§ TASK REQUIREMENTS
Give back the full listing, character for character, with no pictures.

§ TASK INPUTS
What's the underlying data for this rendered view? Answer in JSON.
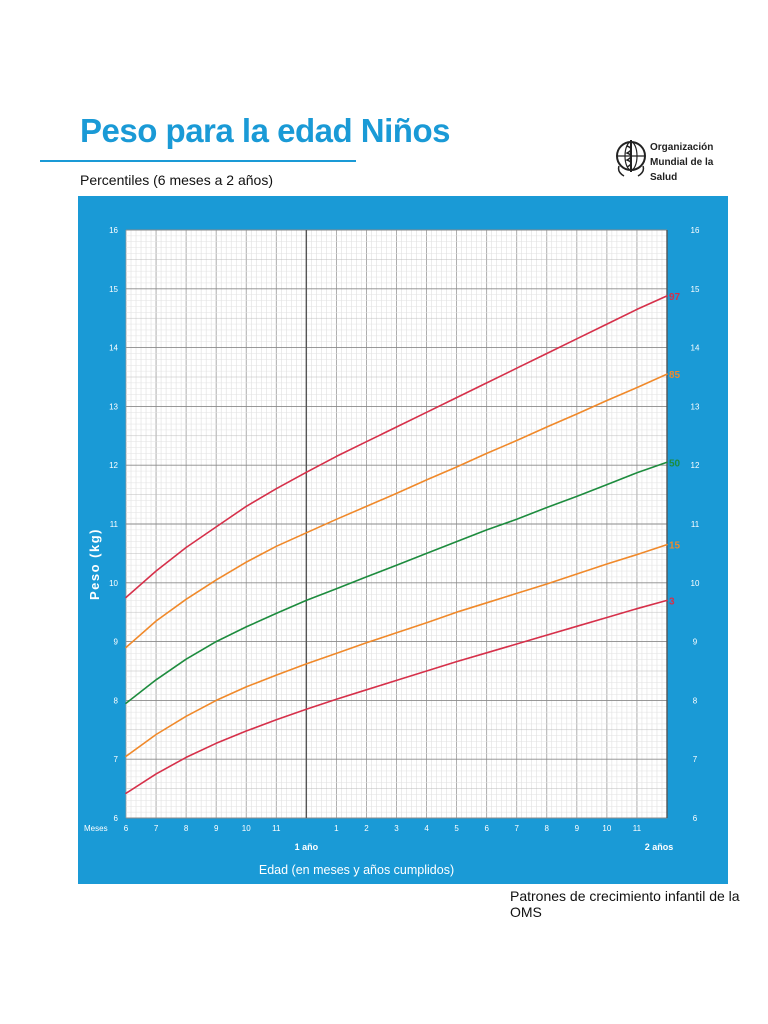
{
  "header": {
    "title": "Peso para la edad Niños",
    "subtitle": "Percentiles (6 meses a 2 años)"
  },
  "logo": {
    "line1": "Organización",
    "line2": "Mundial de la Salud"
  },
  "footer": "Patrones de crecimiento infantil de la OMS",
  "colors": {
    "frame": "#1a9ad6",
    "p97": "#d6304a",
    "p85": "#f0892a",
    "p50": "#1d8c3e",
    "p15": "#f0892a",
    "p3": "#d6304a"
  },
  "chart_data": {
    "type": "line",
    "ylabel": "Peso (kg)",
    "xlabel": "Edad (en meses y años cumplidos)",
    "x_axis_prefix": "Meses",
    "ylim": [
      6,
      16
    ],
    "xlim": [
      6,
      24
    ],
    "y_ticks": [
      "6",
      "7",
      "8",
      "9",
      "10",
      "11",
      "12",
      "13",
      "14",
      "15",
      "16"
    ],
    "x_ticks": [
      "6",
      "7",
      "8",
      "9",
      "10",
      "11",
      "",
      "1",
      "2",
      "3",
      "4",
      "5",
      "6",
      "7",
      "8",
      "9",
      "10",
      "11",
      ""
    ],
    "year_labels": [
      {
        "month": 12,
        "label": "1 año"
      },
      {
        "month": 24,
        "label": "2 años"
      }
    ],
    "grid": true,
    "x": [
      6,
      7,
      8,
      9,
      10,
      11,
      12,
      13,
      14,
      15,
      16,
      17,
      18,
      19,
      20,
      21,
      22,
      23,
      24
    ],
    "series": [
      {
        "name": "97",
        "color_key": "p97",
        "values": [
          9.75,
          10.2,
          10.6,
          10.95,
          11.3,
          11.6,
          11.88,
          12.15,
          12.4,
          12.65,
          12.9,
          13.15,
          13.4,
          13.65,
          13.9,
          14.15,
          14.4,
          14.65,
          14.88
        ]
      },
      {
        "name": "85",
        "color_key": "p85",
        "values": [
          8.9,
          9.35,
          9.72,
          10.05,
          10.35,
          10.62,
          10.85,
          11.08,
          11.3,
          11.52,
          11.75,
          11.97,
          12.2,
          12.42,
          12.65,
          12.87,
          13.1,
          13.32,
          13.55
        ]
      },
      {
        "name": "50",
        "color_key": "p50",
        "values": [
          7.95,
          8.35,
          8.7,
          9.0,
          9.25,
          9.48,
          9.7,
          9.9,
          10.1,
          10.3,
          10.5,
          10.7,
          10.9,
          11.08,
          11.28,
          11.47,
          11.67,
          11.87,
          12.05
        ]
      },
      {
        "name": "15",
        "color_key": "p15",
        "values": [
          7.05,
          7.42,
          7.73,
          8.0,
          8.23,
          8.43,
          8.62,
          8.8,
          8.98,
          9.15,
          9.32,
          9.5,
          9.66,
          9.82,
          9.98,
          10.15,
          10.32,
          10.48,
          10.65
        ]
      },
      {
        "name": "3",
        "color_key": "p3",
        "values": [
          6.42,
          6.75,
          7.03,
          7.27,
          7.48,
          7.67,
          7.85,
          8.02,
          8.18,
          8.34,
          8.5,
          8.66,
          8.81,
          8.96,
          9.11,
          9.26,
          9.41,
          9.56,
          9.7
        ]
      }
    ]
  }
}
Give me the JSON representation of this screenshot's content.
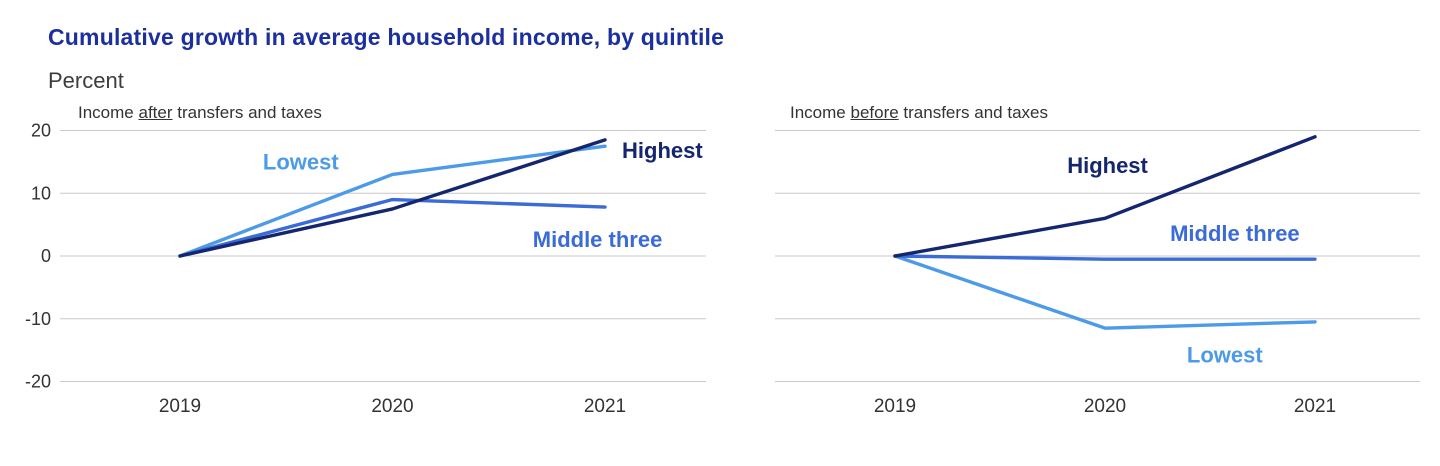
{
  "header": {
    "title": "Cumulative growth in average household income, by quintile",
    "unit_label": "Percent"
  },
  "colors": {
    "title": "#1b2f9e",
    "navy": "#14266e",
    "medium_blue": "#3a6bd6",
    "light_blue": "#4d9be8",
    "grid": "#c9c9c9",
    "axis_text": "#333333"
  },
  "chart_data": [
    {
      "type": "line",
      "panel": "after",
      "subtitle_parts": {
        "prefix": "Income ",
        "underlined": "after",
        "suffix": " transfers and taxes"
      },
      "x": [
        2019,
        2020,
        2021
      ],
      "ylim": [
        -20,
        20
      ],
      "yticks": [
        20,
        10,
        0,
        -10,
        -20
      ],
      "grid": true,
      "legend_position": "inline-labels",
      "series": [
        {
          "name": "Lowest",
          "color_key": "light_blue",
          "values": [
            0,
            13,
            17.5
          ],
          "label": {
            "text": "Lowest",
            "x": 2019.39,
            "y": 13.8
          }
        },
        {
          "name": "Middle three",
          "color_key": "medium_blue",
          "values": [
            0,
            9,
            7.8
          ],
          "label": {
            "text": "Middle three",
            "x": 2020.66,
            "y": 1.4
          }
        },
        {
          "name": "Highest",
          "color_key": "navy",
          "values": [
            0,
            7.5,
            18.5
          ],
          "label": {
            "text": "Highest",
            "x": 2021.08,
            "y": 15.6
          }
        }
      ]
    },
    {
      "type": "line",
      "panel": "before",
      "subtitle_parts": {
        "prefix": "Income ",
        "underlined": "before",
        "suffix": " transfers and taxes"
      },
      "x": [
        2019,
        2020,
        2021
      ],
      "ylim": [
        -20,
        20
      ],
      "yticks": [
        20,
        10,
        0,
        -10,
        -20
      ],
      "grid": true,
      "legend_position": "inline-labels",
      "series": [
        {
          "name": "Lowest",
          "color_key": "light_blue",
          "values": [
            0,
            -11.5,
            -10.5
          ],
          "label": {
            "text": "Lowest",
            "x": 2020.39,
            "y": -17
          }
        },
        {
          "name": "Middle three",
          "color_key": "medium_blue",
          "values": [
            0,
            -0.5,
            -0.5
          ],
          "label": {
            "text": "Middle three",
            "x": 2020.31,
            "y": 2.4
          }
        },
        {
          "name": "Highest",
          "color_key": "navy",
          "values": [
            0,
            6,
            19
          ],
          "label": {
            "text": "Highest",
            "x": 2019.82,
            "y": 13.2
          }
        }
      ]
    }
  ]
}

§ COMPLETE ANSWER
What's the underlying data for this rendered view? Answer in JSON.
{
  "header": {
    "title": "Peso para la edad Niños",
    "subtitle": "Percentiles (6 meses a 2 años)"
  },
  "logo": {
    "line1": "Organización",
    "line2": "Mundial de la Salud"
  },
  "footer": "Patrones de crecimiento infantil de la OMS",
  "colors": {
    "frame": "#1a9ad6",
    "p97": "#d6304a",
    "p85": "#f0892a",
    "p50": "#1d8c3e",
    "p15": "#f0892a",
    "p3": "#d6304a"
  },
  "chart_data": {
    "type": "line",
    "ylabel": "Peso (kg)",
    "xlabel": "Edad (en meses y años cumplidos)",
    "x_axis_prefix": "Meses",
    "ylim": [
      6,
      16
    ],
    "xlim": [
      6,
      24
    ],
    "y_ticks": [
      "6",
      "7",
      "8",
      "9",
      "10",
      "11",
      "12",
      "13",
      "14",
      "15",
      "16"
    ],
    "x_ticks": [
      "6",
      "7",
      "8",
      "9",
      "10",
      "11",
      "",
      "1",
      "2",
      "3",
      "4",
      "5",
      "6",
      "7",
      "8",
      "9",
      "10",
      "11",
      ""
    ],
    "year_labels": [
      {
        "month": 12,
        "label": "1 año"
      },
      {
        "month": 24,
        "label": "2 años"
      }
    ],
    "grid": true,
    "x": [
      6,
      7,
      8,
      9,
      10,
      11,
      12,
      13,
      14,
      15,
      16,
      17,
      18,
      19,
      20,
      21,
      22,
      23,
      24
    ],
    "series": [
      {
        "name": "97",
        "color_key": "p97",
        "values": [
          9.75,
          10.2,
          10.6,
          10.95,
          11.3,
          11.6,
          11.88,
          12.15,
          12.4,
          12.65,
          12.9,
          13.15,
          13.4,
          13.65,
          13.9,
          14.15,
          14.4,
          14.65,
          14.88
        ]
      },
      {
        "name": "85",
        "color_key": "p85",
        "values": [
          8.9,
          9.35,
          9.72,
          10.05,
          10.35,
          10.62,
          10.85,
          11.08,
          11.3,
          11.52,
          11.75,
          11.97,
          12.2,
          12.42,
          12.65,
          12.87,
          13.1,
          13.32,
          13.55
        ]
      },
      {
        "name": "50",
        "color_key": "p50",
        "values": [
          7.95,
          8.35,
          8.7,
          9.0,
          9.25,
          9.48,
          9.7,
          9.9,
          10.1,
          10.3,
          10.5,
          10.7,
          10.9,
          11.08,
          11.28,
          11.47,
          11.67,
          11.87,
          12.05
        ]
      },
      {
        "name": "15",
        "color_key": "p15",
        "values": [
          7.05,
          7.42,
          7.73,
          8.0,
          8.23,
          8.43,
          8.62,
          8.8,
          8.98,
          9.15,
          9.32,
          9.5,
          9.66,
          9.82,
          9.98,
          10.15,
          10.32,
          10.48,
          10.65
        ]
      },
      {
        "name": "3",
        "color_key": "p3",
        "values": [
          6.42,
          6.75,
          7.03,
          7.27,
          7.48,
          7.67,
          7.85,
          8.02,
          8.18,
          8.34,
          8.5,
          8.66,
          8.81,
          8.96,
          9.11,
          9.26,
          9.41,
          9.56,
          9.7
        ]
      }
    ]
  }
}
Give me the JSON representation of this screenshot's content.
{
  "header": {
    "title": "Cumulative growth in average household income, by quintile",
    "unit_label": "Percent"
  },
  "colors": {
    "title": "#1b2f9e",
    "navy": "#14266e",
    "medium_blue": "#3a6bd6",
    "light_blue": "#4d9be8",
    "grid": "#c9c9c9",
    "axis_text": "#333333"
  },
  "chart_data": [
    {
      "type": "line",
      "panel": "after",
      "subtitle_parts": {
        "prefix": "Income ",
        "underlined": "after",
        "suffix": " transfers and taxes"
      },
      "x": [
        2019,
        2020,
        2021
      ],
      "ylim": [
        -20,
        20
      ],
      "yticks": [
        20,
        10,
        0,
        -10,
        -20
      ],
      "grid": true,
      "legend_position": "inline-labels",
      "series": [
        {
          "name": "Lowest",
          "color_key": "light_blue",
          "values": [
            0,
            13,
            17.5
          ],
          "label": {
            "text": "Lowest",
            "x": 2019.39,
            "y": 13.8
          }
        },
        {
          "name": "Middle three",
          "color_key": "medium_blue",
          "values": [
            0,
            9,
            7.8
          ],
          "label": {
            "text": "Middle three",
            "x": 2020.66,
            "y": 1.4
          }
        },
        {
          "name": "Highest",
          "color_key": "navy",
          "values": [
            0,
            7.5,
            18.5
          ],
          "label": {
            "text": "Highest",
            "x": 2021.08,
            "y": 15.6
          }
        }
      ]
    },
    {
      "type": "line",
      "panel": "before",
      "subtitle_parts": {
        "prefix": "Income ",
        "underlined": "before",
        "suffix": " transfers and taxes"
      },
      "x": [
        2019,
        2020,
        2021
      ],
      "ylim": [
        -20,
        20
      ],
      "yticks": [
        20,
        10,
        0,
        -10,
        -20
      ],
      "grid": true,
      "legend_position": "inline-labels",
      "series": [
        {
          "name": "Lowest",
          "color_key": "light_blue",
          "values": [
            0,
            -11.5,
            -10.5
          ],
          "label": {
            "text": "Lowest",
            "x": 2020.39,
            "y": -17
          }
        },
        {
          "name": "Middle three",
          "color_key": "medium_blue",
          "values": [
            0,
            -0.5,
            -0.5
          ],
          "label": {
            "text": "Middle three",
            "x": 2020.31,
            "y": 2.4
          }
        },
        {
          "name": "Highest",
          "color_key": "navy",
          "values": [
            0,
            6,
            19
          ],
          "label": {
            "text": "Highest",
            "x": 2019.82,
            "y": 13.2
          }
        }
      ]
    }
  ]
}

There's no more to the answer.